THE PROBLEM:
Your task is to gather the lines below that hold the string "image".

-- begin RECORD EXCERPTS --

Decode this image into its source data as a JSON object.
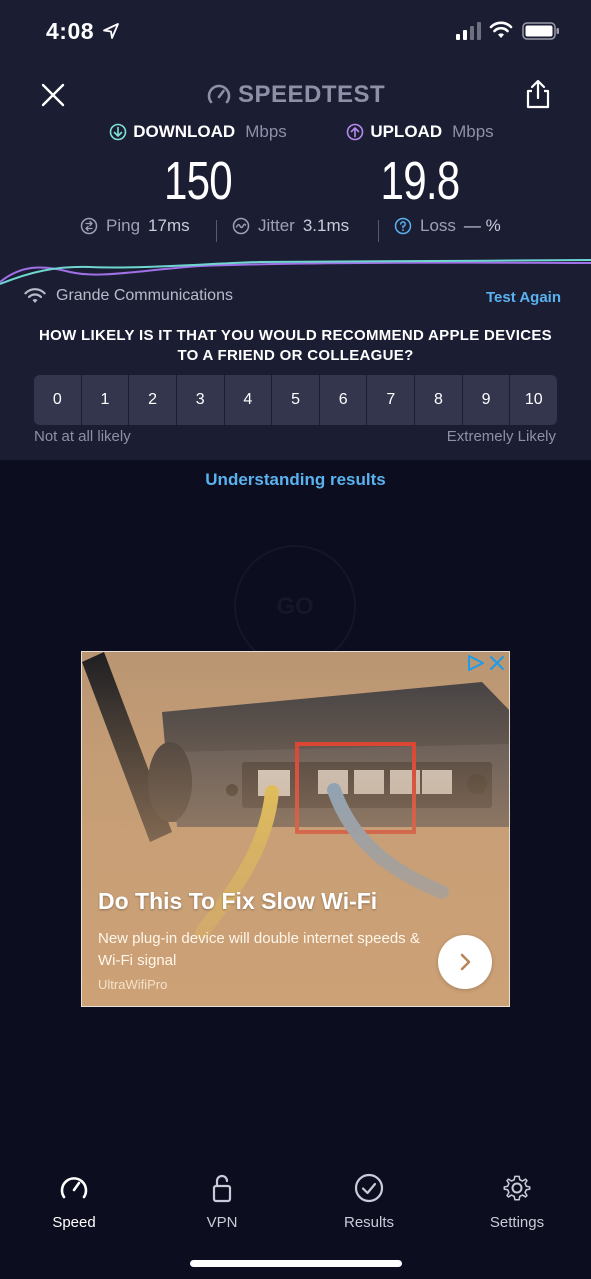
{
  "status_bar": {
    "time": "4:08",
    "icons": [
      "location-arrow-icon",
      "cellular-signal-icon",
      "wifi-icon",
      "battery-icon"
    ]
  },
  "header": {
    "brand": "SPEEDTEST",
    "close_icon": "close-icon",
    "share_icon": "share-icon"
  },
  "results": {
    "download": {
      "label": "DOWNLOAD",
      "unit": "Mbps",
      "value": "150",
      "icon": "download-arrow-icon",
      "color": "#7fe0d6"
    },
    "upload": {
      "label": "UPLOAD",
      "unit": "Mbps",
      "value": "19.8",
      "icon": "upload-arrow-icon",
      "color": "#b58ced"
    },
    "ping": {
      "label": "Ping",
      "value": "17",
      "unit": "ms"
    },
    "jitter": {
      "label": "Jitter",
      "value": "3.1",
      "unit": "ms"
    },
    "loss": {
      "label": "Loss",
      "value": "—",
      "unit": "%"
    }
  },
  "provider": {
    "name": "Grande Communications",
    "action": "Test Again"
  },
  "survey": {
    "question_line1": "HOW LIKELY IS IT THAT YOU WOULD RECOMMEND APPLE DEVICES",
    "question_line2": "TO A FRIEND OR COLLEAGUE?",
    "options": [
      "0",
      "1",
      "2",
      "3",
      "4",
      "5",
      "6",
      "7",
      "8",
      "9",
      "10"
    ],
    "low_label": "Not at all likely",
    "high_label": "Extremely Likely"
  },
  "understanding_link": "Understanding results",
  "go_button": "GO",
  "ad": {
    "headline": "Do This To Fix Slow Wi-Fi",
    "body": "New plug-in device will double internet speeds & Wi-Fi signal",
    "source": "UltraWifiPro"
  },
  "tabs": [
    {
      "label": "Speed",
      "icon": "speedometer-icon",
      "active": true
    },
    {
      "label": "VPN",
      "icon": "lock-icon",
      "active": false
    },
    {
      "label": "Results",
      "icon": "checkmark-circle-icon",
      "active": false
    },
    {
      "label": "Settings",
      "icon": "gear-icon",
      "active": false
    }
  ],
  "colors": {
    "background": "#0c0d1e",
    "panel": "#1b1d33",
    "accent_link": "#5ab2ee",
    "download": "#7fe0d6",
    "upload": "#b58ced"
  }
}
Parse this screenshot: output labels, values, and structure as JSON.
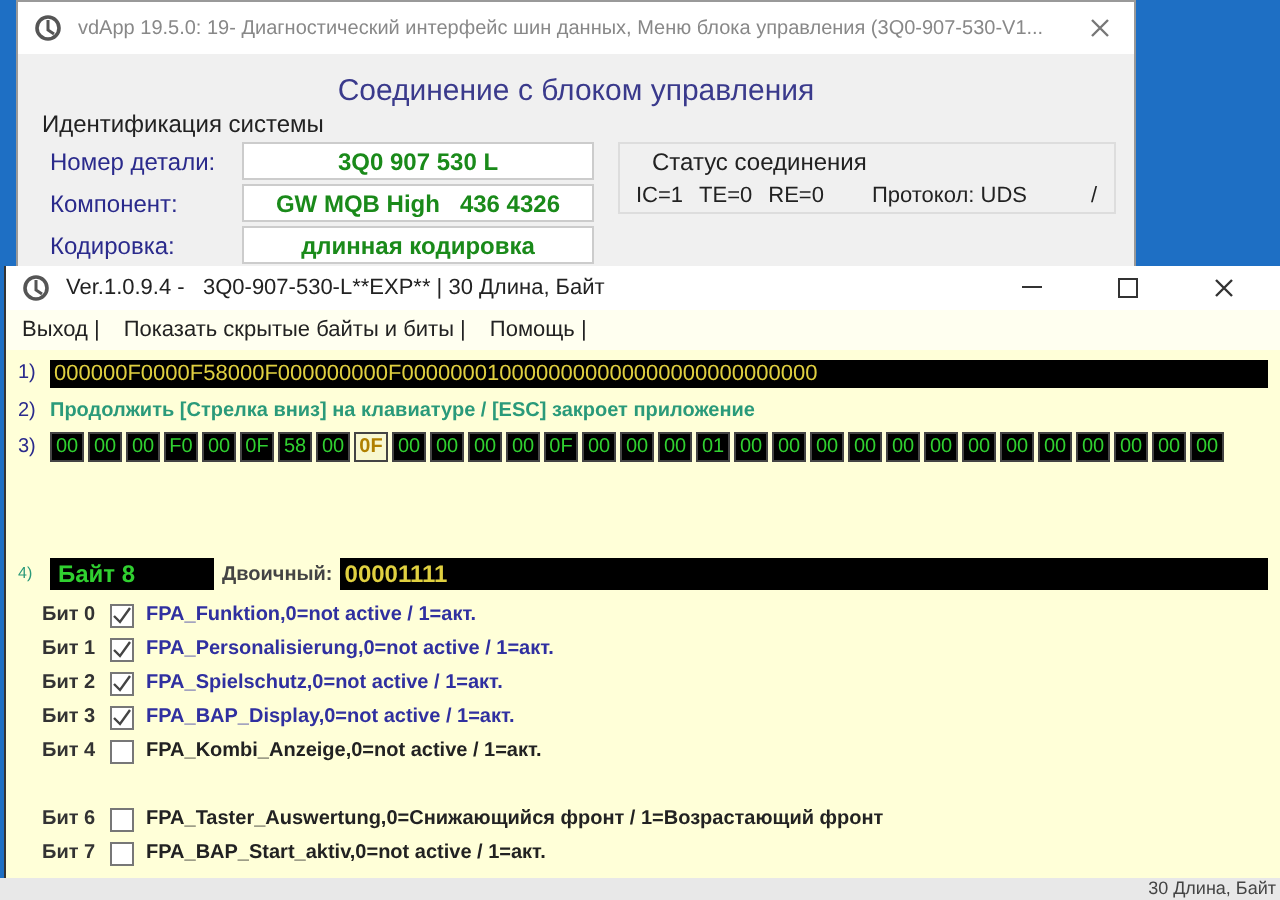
{
  "back_window": {
    "title": "vdApp 19.5.0: 19- Диагностический интерфейс шин данных,  Меню блока управления (3Q0-907-530-V1...",
    "heading": "Соединение с блоком управления",
    "identification": {
      "title": "Идентификация системы",
      "fields": [
        {
          "label": "Номер детали:",
          "value": "3Q0 907 530 L"
        },
        {
          "label": "Компонент:",
          "value": "GW MQB High   436 4326"
        },
        {
          "label": "Кодировка:",
          "value": "длинная кодировка"
        }
      ]
    },
    "status": {
      "title": "Статус соединения",
      "ic": "IC=1",
      "te": "TE=0",
      "re": "RE=0",
      "protocol": "Протокол: UDS",
      "spinner": "/"
    }
  },
  "front_window": {
    "title": "Ver.1.0.9.4 -   3Q0-907-530-L**EXP** | 30 Длина, Байт",
    "menu": [
      "Выход |",
      "Показать скрытые байты и биты |",
      "Помощь |"
    ],
    "row1": {
      "label": "1)",
      "value": "000000F0000F58000F000000000F0000000100000000000000000000000000"
    },
    "row2": {
      "label": "2)",
      "text": "Продолжить [Стрелка вниз] на клавиатуре / [ESC] закроет приложение"
    },
    "row3": {
      "label": "3)",
      "bytes": [
        {
          "value": "00",
          "selected": false
        },
        {
          "value": "00",
          "selected": false
        },
        {
          "value": "00",
          "selected": false
        },
        {
          "value": "F0",
          "selected": false
        },
        {
          "value": "00",
          "selected": false
        },
        {
          "value": "0F",
          "selected": false
        },
        {
          "value": "58",
          "selected": false
        },
        {
          "value": "00",
          "selected": false
        },
        {
          "value": "0F",
          "selected": true
        },
        {
          "value": "00",
          "selected": false
        },
        {
          "value": "00",
          "selected": false
        },
        {
          "value": "00",
          "selected": false
        },
        {
          "value": "00",
          "selected": false
        },
        {
          "value": "0F",
          "selected": false
        },
        {
          "value": "00",
          "selected": false
        },
        {
          "value": "00",
          "selected": false
        },
        {
          "value": "00",
          "selected": false
        },
        {
          "value": "01",
          "selected": false
        },
        {
          "value": "00",
          "selected": false
        },
        {
          "value": "00",
          "selected": false
        },
        {
          "value": "00",
          "selected": false
        },
        {
          "value": "00",
          "selected": false
        },
        {
          "value": "00",
          "selected": false
        },
        {
          "value": "00",
          "selected": false
        },
        {
          "value": "00",
          "selected": false
        },
        {
          "value": "00",
          "selected": false
        },
        {
          "value": "00",
          "selected": false
        },
        {
          "value": "00",
          "selected": false
        },
        {
          "value": "00",
          "selected": false
        },
        {
          "value": "00",
          "selected": false
        },
        {
          "value": "00",
          "selected": false
        }
      ]
    },
    "row4": {
      "label": "4)",
      "byte": "Байт 8",
      "binary_label": "Двоичный:",
      "binary": "00001111"
    },
    "bits": [
      {
        "label": "Бит 0",
        "checked": true,
        "text": "FPA_Funktion,0=not active / 1=акт.",
        "spaced": false
      },
      {
        "label": "Бит 1",
        "checked": true,
        "text": "FPA_Personalisierung,0=not active / 1=акт.",
        "spaced": false
      },
      {
        "label": "Бит 2",
        "checked": true,
        "text": "FPA_Spielschutz,0=not active / 1=акт.",
        "spaced": false
      },
      {
        "label": "Бит 3",
        "checked": true,
        "text": "FPA_BAP_Display,0=not active / 1=акт.",
        "spaced": false
      },
      {
        "label": "Бит 4",
        "checked": false,
        "text": "FPA_Kombi_Anzeige,0=not active / 1=акт.",
        "spaced": false
      },
      {
        "label": "Бит 6",
        "checked": false,
        "text": "FPA_Taster_Auswertung,0=Снижающийся фронт / 1=Возрастающий фронт",
        "spaced": true
      },
      {
        "label": "Бит 7",
        "checked": false,
        "text": "FPA_BAP_Start_aktiv,0=not active / 1=акт.",
        "spaced": false
      }
    ],
    "status_bar": "30 Длина, Байт"
  }
}
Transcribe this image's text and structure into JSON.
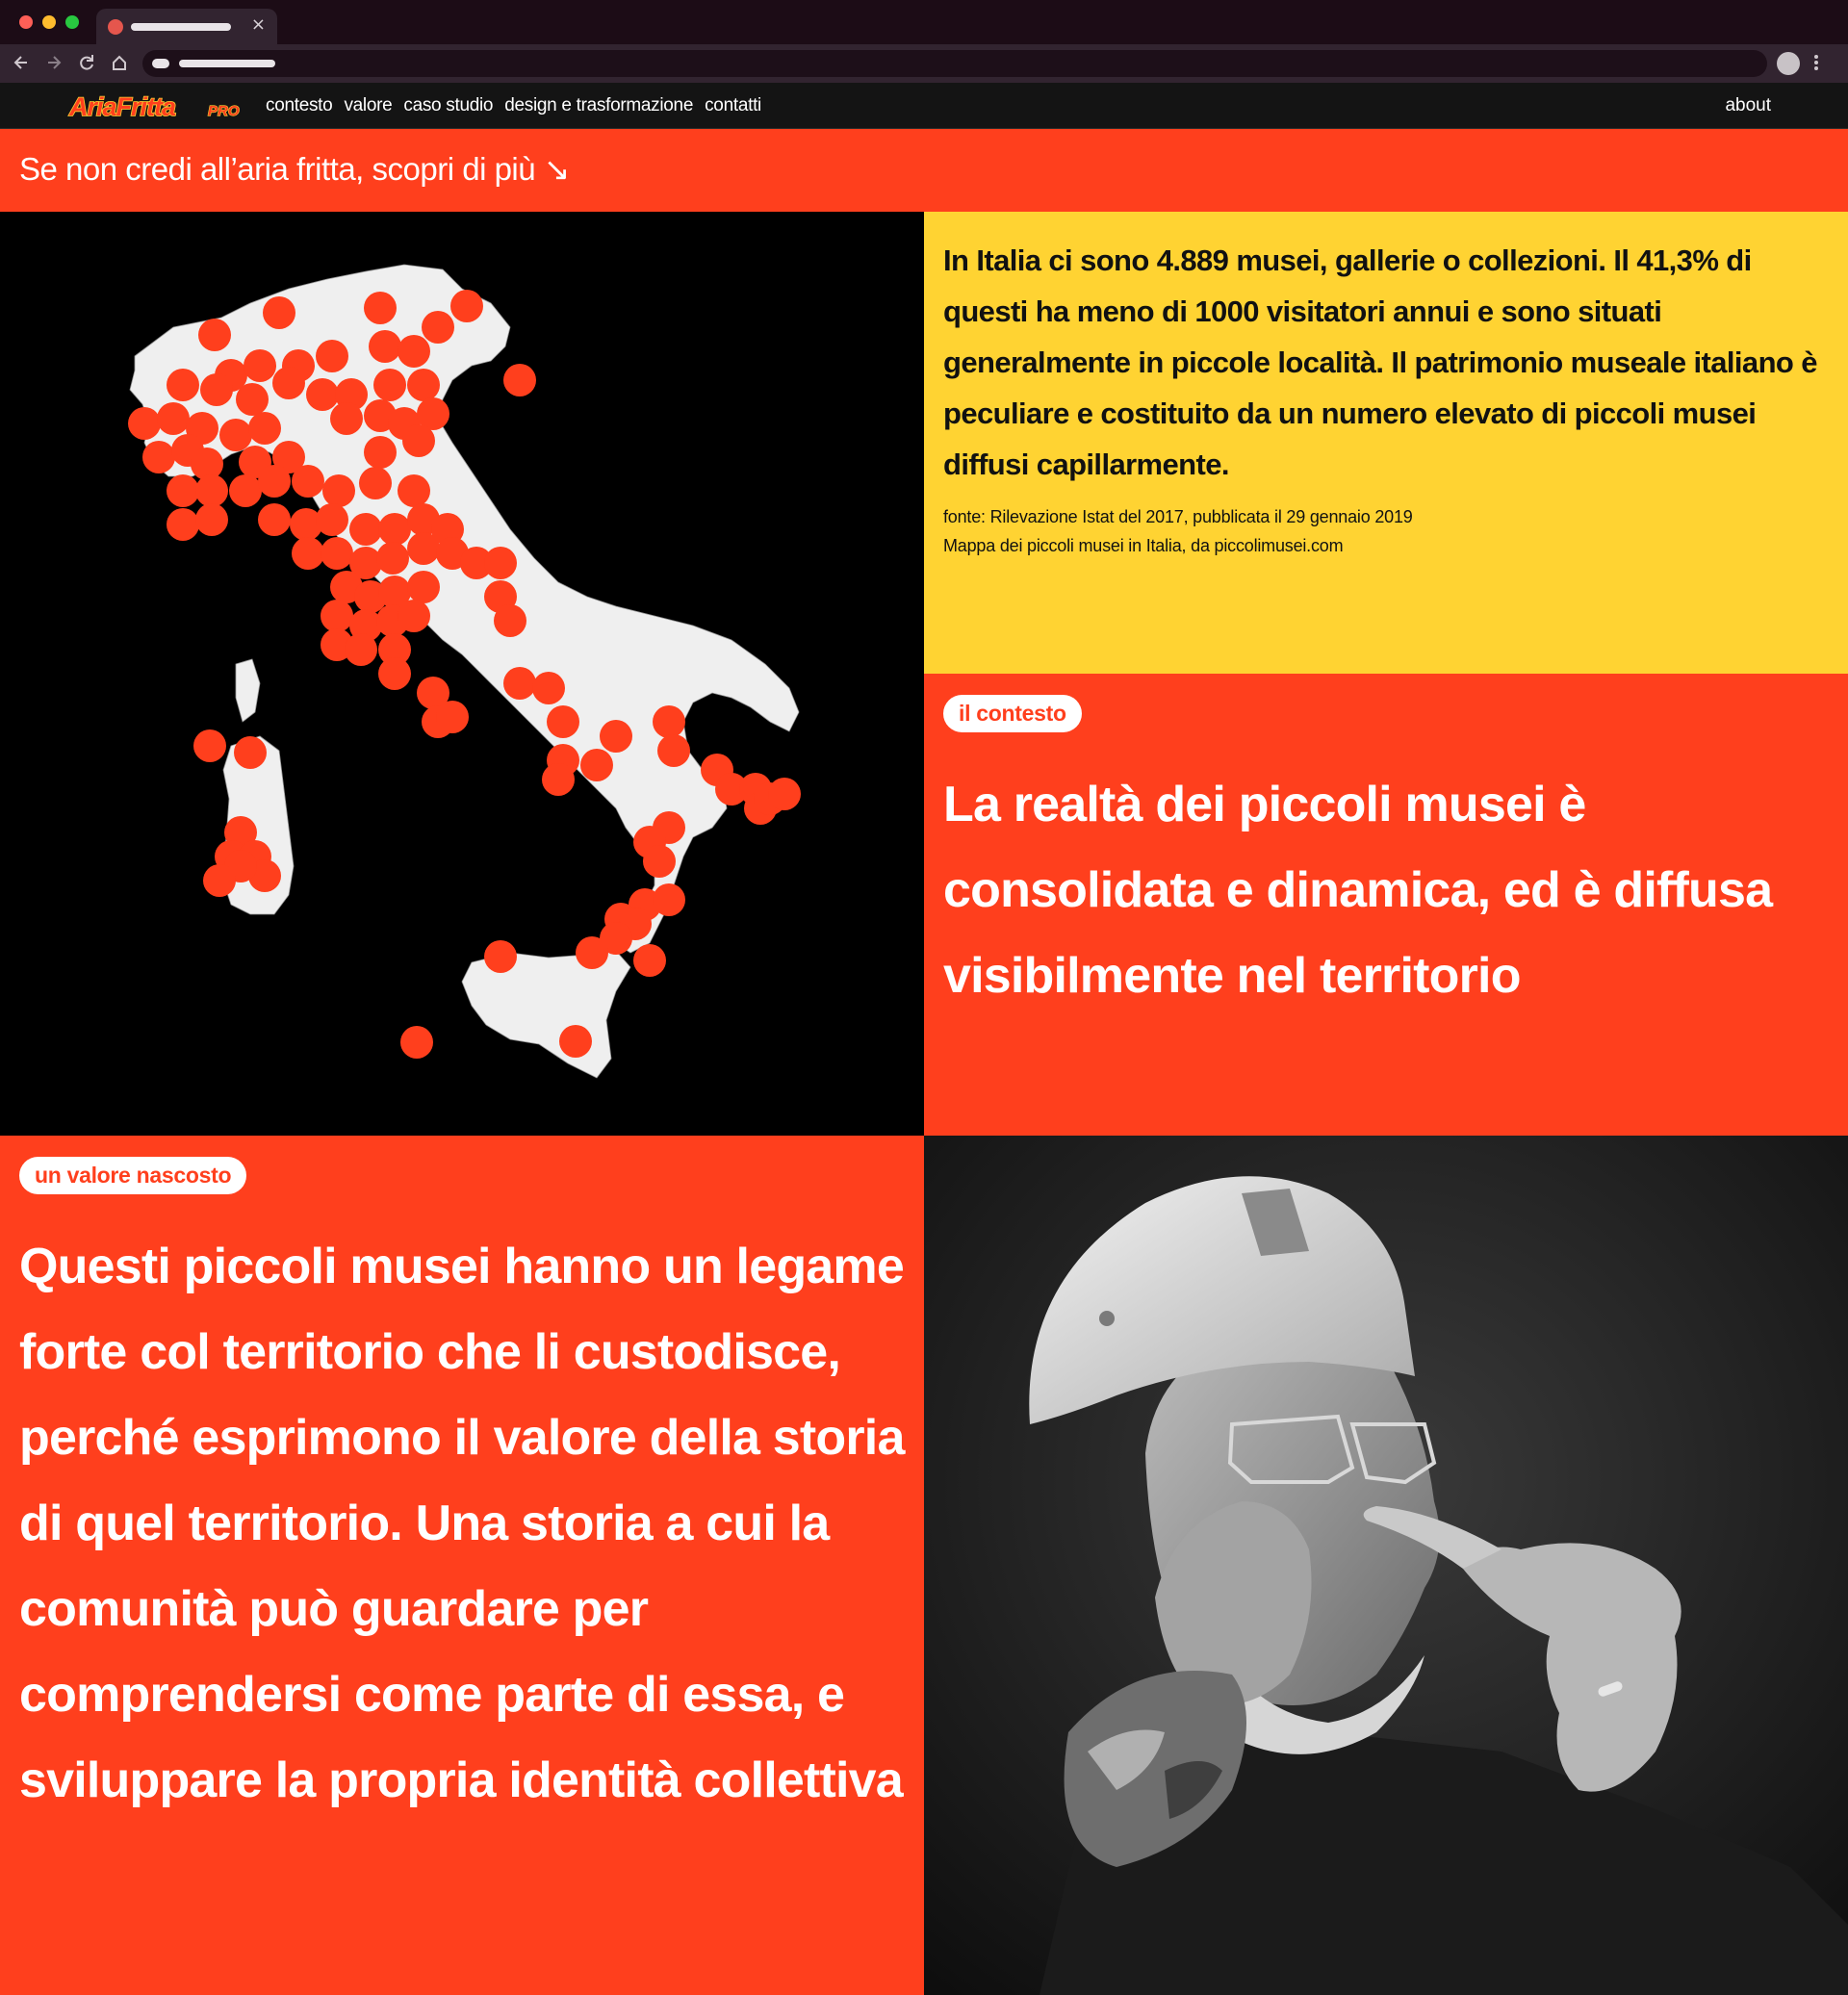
{
  "browser": {
    "tab_close": "×",
    "back_icon": "arrow-left-icon",
    "forward_icon": "arrow-right-icon",
    "reload_icon": "reload-icon",
    "home_icon": "home-icon",
    "menu_icon": "kebab-menu-icon"
  },
  "nav": {
    "logo_main": "AriaFritta",
    "logo_sub": "PRO",
    "links": [
      "contesto",
      "valore",
      "caso studio",
      "design e trasformazione",
      "contatti"
    ],
    "about": "about"
  },
  "banner": {
    "text": "Se non credi all’aria fritta, scopri di più ↘"
  },
  "stats": {
    "text": "In Italia ci sono 4.889 musei, gallerie o collezioni. Il 41,3% di questi ha meno di 1000 visitatori annui e sono situati generalmente in piccole località. Il patrimonio museale italiano è peculiare e costituito da un numero elevato di piccoli musei diffusi capillarmente.",
    "source_1": "fonte: Rilevazione Istat del 2017, pubblicata il 29 gennaio 2019",
    "source_2": "Mappa dei piccoli musei in Italia, da piccolimusei.com"
  },
  "context": {
    "tag": "il contesto",
    "title": "La realtà dei piccoli musei è consolidata e dinamica, ed è diffusa visibilmente nel territorio"
  },
  "value": {
    "tag": "un valore nascosto",
    "text": "Questi piccoli musei hanno un legame forte col territorio che li custodisce, perché esprimono il valore della storia di quel territorio. Una storia a cui la comunità può guardare per comprendersi come parte di essa, e sviluppare la propria identità collettiva"
  },
  "colors": {
    "accent_red": "#ff3f1d",
    "yellow": "#ffd332",
    "map_land": "#efefef",
    "map_dot": "#ff3f1d"
  }
}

-- end RECORD EXCERPTS --

RESULT BELOW:
Decode this image into its source data as a JSON object.
Transcribe this image's text and structure into JSON.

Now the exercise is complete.